→ **What is being asked**: Restate the material word for word and leave out anything that is a picture.

--------

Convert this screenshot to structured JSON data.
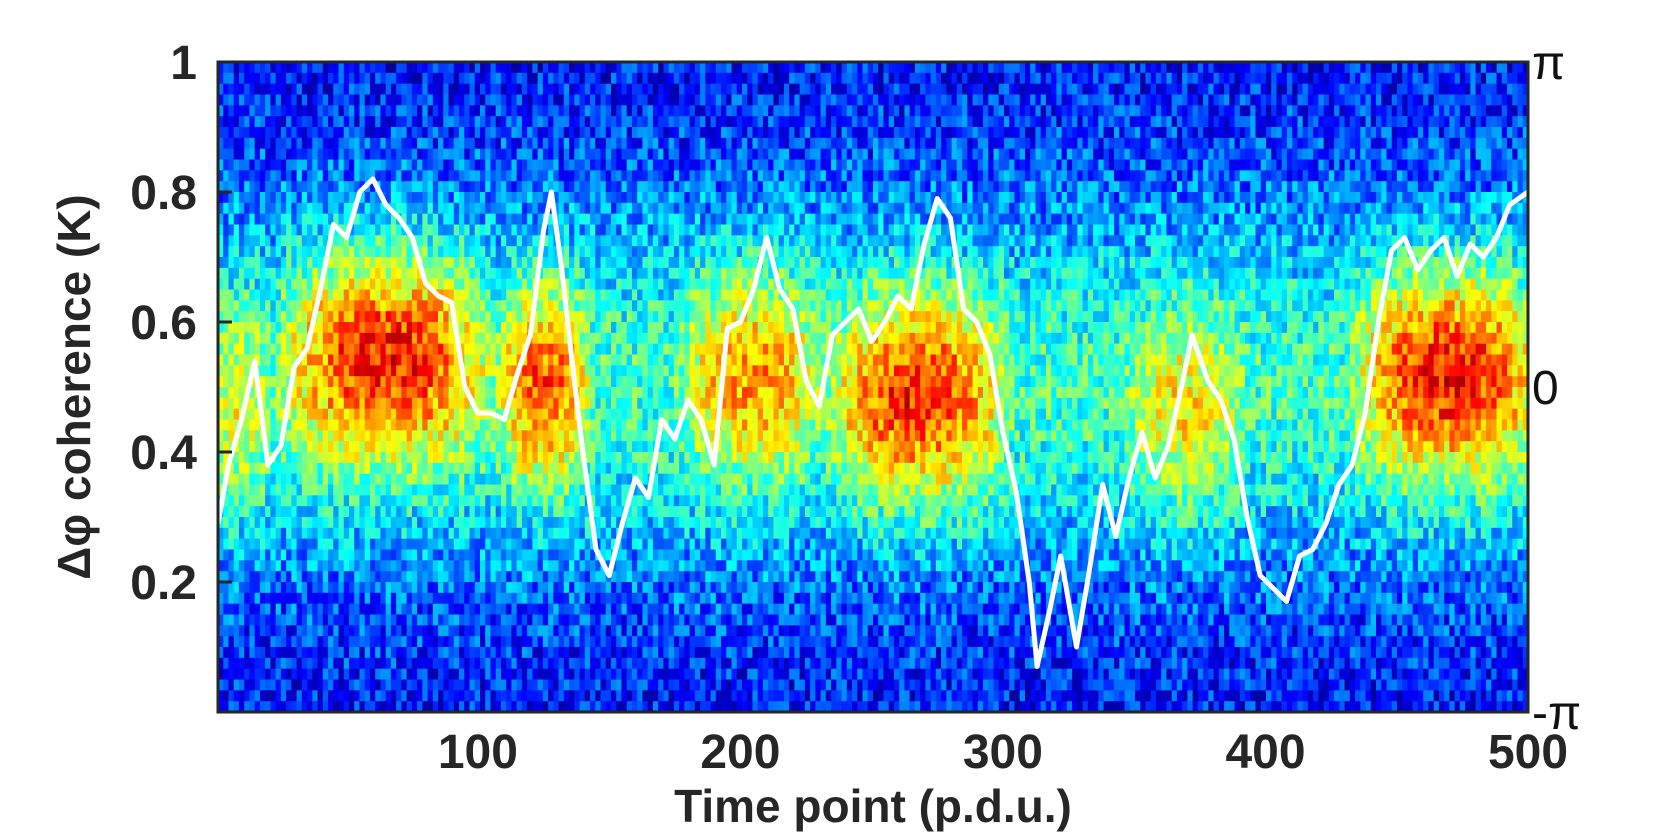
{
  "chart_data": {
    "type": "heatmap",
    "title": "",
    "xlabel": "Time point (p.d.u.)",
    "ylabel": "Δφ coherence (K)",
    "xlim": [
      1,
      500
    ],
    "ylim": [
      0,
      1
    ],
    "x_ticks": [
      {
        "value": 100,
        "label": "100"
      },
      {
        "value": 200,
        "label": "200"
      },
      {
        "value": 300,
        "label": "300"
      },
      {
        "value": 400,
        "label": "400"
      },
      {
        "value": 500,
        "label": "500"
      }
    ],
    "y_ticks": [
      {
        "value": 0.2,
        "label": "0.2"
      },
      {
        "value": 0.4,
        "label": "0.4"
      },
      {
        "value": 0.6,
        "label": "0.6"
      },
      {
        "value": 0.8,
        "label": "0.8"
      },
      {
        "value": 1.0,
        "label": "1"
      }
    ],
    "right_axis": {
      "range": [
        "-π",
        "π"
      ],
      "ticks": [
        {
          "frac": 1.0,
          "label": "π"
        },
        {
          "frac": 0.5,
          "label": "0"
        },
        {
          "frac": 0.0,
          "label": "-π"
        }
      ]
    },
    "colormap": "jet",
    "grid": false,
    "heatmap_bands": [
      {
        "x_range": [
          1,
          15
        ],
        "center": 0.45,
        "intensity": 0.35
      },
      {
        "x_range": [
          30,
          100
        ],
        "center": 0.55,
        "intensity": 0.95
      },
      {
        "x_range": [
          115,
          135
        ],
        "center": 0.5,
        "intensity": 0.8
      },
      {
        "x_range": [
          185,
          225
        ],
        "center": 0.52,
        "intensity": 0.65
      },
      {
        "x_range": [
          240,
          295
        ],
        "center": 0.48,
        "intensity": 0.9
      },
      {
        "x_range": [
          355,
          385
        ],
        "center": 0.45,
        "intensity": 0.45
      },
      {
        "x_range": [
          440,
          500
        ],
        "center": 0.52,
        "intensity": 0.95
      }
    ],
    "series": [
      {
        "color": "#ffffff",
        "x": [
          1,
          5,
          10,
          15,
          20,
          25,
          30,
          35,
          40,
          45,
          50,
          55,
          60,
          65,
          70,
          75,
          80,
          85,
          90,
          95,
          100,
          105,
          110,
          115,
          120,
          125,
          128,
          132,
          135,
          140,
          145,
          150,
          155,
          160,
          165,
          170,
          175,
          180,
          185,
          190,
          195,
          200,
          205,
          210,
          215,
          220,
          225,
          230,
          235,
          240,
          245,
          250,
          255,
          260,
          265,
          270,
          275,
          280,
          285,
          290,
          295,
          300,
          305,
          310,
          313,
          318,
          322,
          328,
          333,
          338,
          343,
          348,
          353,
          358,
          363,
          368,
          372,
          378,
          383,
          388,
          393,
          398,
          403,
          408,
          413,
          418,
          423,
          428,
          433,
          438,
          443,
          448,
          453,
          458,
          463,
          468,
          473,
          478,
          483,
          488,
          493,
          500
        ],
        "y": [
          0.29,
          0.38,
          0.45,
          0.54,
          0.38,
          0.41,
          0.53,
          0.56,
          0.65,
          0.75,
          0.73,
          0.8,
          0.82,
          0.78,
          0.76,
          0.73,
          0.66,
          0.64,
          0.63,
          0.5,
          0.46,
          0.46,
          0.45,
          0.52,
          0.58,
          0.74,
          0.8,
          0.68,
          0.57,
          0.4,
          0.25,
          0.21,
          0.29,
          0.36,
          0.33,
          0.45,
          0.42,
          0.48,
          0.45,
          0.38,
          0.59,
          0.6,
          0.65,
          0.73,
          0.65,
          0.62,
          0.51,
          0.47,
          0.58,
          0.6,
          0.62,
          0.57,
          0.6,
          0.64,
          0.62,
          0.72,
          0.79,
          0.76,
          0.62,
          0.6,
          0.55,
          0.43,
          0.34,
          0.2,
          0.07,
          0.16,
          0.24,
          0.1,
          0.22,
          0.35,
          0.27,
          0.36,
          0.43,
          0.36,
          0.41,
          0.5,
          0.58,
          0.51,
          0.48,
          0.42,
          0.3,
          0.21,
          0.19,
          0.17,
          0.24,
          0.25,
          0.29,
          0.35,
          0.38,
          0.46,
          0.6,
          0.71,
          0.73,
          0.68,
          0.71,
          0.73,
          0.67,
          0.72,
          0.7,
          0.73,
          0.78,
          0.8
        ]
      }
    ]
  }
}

--------

→ **Exercise response**:
Convert this screenshot to structured JSON data.
{
  "chart_data": {
    "type": "heatmap",
    "title": "",
    "xlabel": "Time point (p.d.u.)",
    "ylabel": "Δφ coherence (K)",
    "xlim": [
      1,
      500
    ],
    "ylim": [
      0,
      1
    ],
    "x_ticks": [
      {
        "value": 100,
        "label": "100"
      },
      {
        "value": 200,
        "label": "200"
      },
      {
        "value": 300,
        "label": "300"
      },
      {
        "value": 400,
        "label": "400"
      },
      {
        "value": 500,
        "label": "500"
      }
    ],
    "y_ticks": [
      {
        "value": 0.2,
        "label": "0.2"
      },
      {
        "value": 0.4,
        "label": "0.4"
      },
      {
        "value": 0.6,
        "label": "0.6"
      },
      {
        "value": 0.8,
        "label": "0.8"
      },
      {
        "value": 1.0,
        "label": "1"
      }
    ],
    "right_axis": {
      "range": [
        "-π",
        "π"
      ],
      "ticks": [
        {
          "frac": 1.0,
          "label": "π"
        },
        {
          "frac": 0.5,
          "label": "0"
        },
        {
          "frac": 0.0,
          "label": "-π"
        }
      ]
    },
    "colormap": "jet",
    "grid": false,
    "heatmap_bands": [
      {
        "x_range": [
          1,
          15
        ],
        "center": 0.45,
        "intensity": 0.35
      },
      {
        "x_range": [
          30,
          100
        ],
        "center": 0.55,
        "intensity": 0.95
      },
      {
        "x_range": [
          115,
          135
        ],
        "center": 0.5,
        "intensity": 0.8
      },
      {
        "x_range": [
          185,
          225
        ],
        "center": 0.52,
        "intensity": 0.65
      },
      {
        "x_range": [
          240,
          295
        ],
        "center": 0.48,
        "intensity": 0.9
      },
      {
        "x_range": [
          355,
          385
        ],
        "center": 0.45,
        "intensity": 0.45
      },
      {
        "x_range": [
          440,
          500
        ],
        "center": 0.52,
        "intensity": 0.95
      }
    ],
    "series": [
      {
        "color": "#ffffff",
        "x": [
          1,
          5,
          10,
          15,
          20,
          25,
          30,
          35,
          40,
          45,
          50,
          55,
          60,
          65,
          70,
          75,
          80,
          85,
          90,
          95,
          100,
          105,
          110,
          115,
          120,
          125,
          128,
          132,
          135,
          140,
          145,
          150,
          155,
          160,
          165,
          170,
          175,
          180,
          185,
          190,
          195,
          200,
          205,
          210,
          215,
          220,
          225,
          230,
          235,
          240,
          245,
          250,
          255,
          260,
          265,
          270,
          275,
          280,
          285,
          290,
          295,
          300,
          305,
          310,
          313,
          318,
          322,
          328,
          333,
          338,
          343,
          348,
          353,
          358,
          363,
          368,
          372,
          378,
          383,
          388,
          393,
          398,
          403,
          408,
          413,
          418,
          423,
          428,
          433,
          438,
          443,
          448,
          453,
          458,
          463,
          468,
          473,
          478,
          483,
          488,
          493,
          500
        ],
        "y": [
          0.29,
          0.38,
          0.45,
          0.54,
          0.38,
          0.41,
          0.53,
          0.56,
          0.65,
          0.75,
          0.73,
          0.8,
          0.82,
          0.78,
          0.76,
          0.73,
          0.66,
          0.64,
          0.63,
          0.5,
          0.46,
          0.46,
          0.45,
          0.52,
          0.58,
          0.74,
          0.8,
          0.68,
          0.57,
          0.4,
          0.25,
          0.21,
          0.29,
          0.36,
          0.33,
          0.45,
          0.42,
          0.48,
          0.45,
          0.38,
          0.59,
          0.6,
          0.65,
          0.73,
          0.65,
          0.62,
          0.51,
          0.47,
          0.58,
          0.6,
          0.62,
          0.57,
          0.6,
          0.64,
          0.62,
          0.72,
          0.79,
          0.76,
          0.62,
          0.6,
          0.55,
          0.43,
          0.34,
          0.2,
          0.07,
          0.16,
          0.24,
          0.1,
          0.22,
          0.35,
          0.27,
          0.36,
          0.43,
          0.36,
          0.41,
          0.5,
          0.58,
          0.51,
          0.48,
          0.42,
          0.3,
          0.21,
          0.19,
          0.17,
          0.24,
          0.25,
          0.29,
          0.35,
          0.38,
          0.46,
          0.6,
          0.71,
          0.73,
          0.68,
          0.71,
          0.73,
          0.67,
          0.72,
          0.7,
          0.73,
          0.78,
          0.8
        ]
      }
    ]
  }
}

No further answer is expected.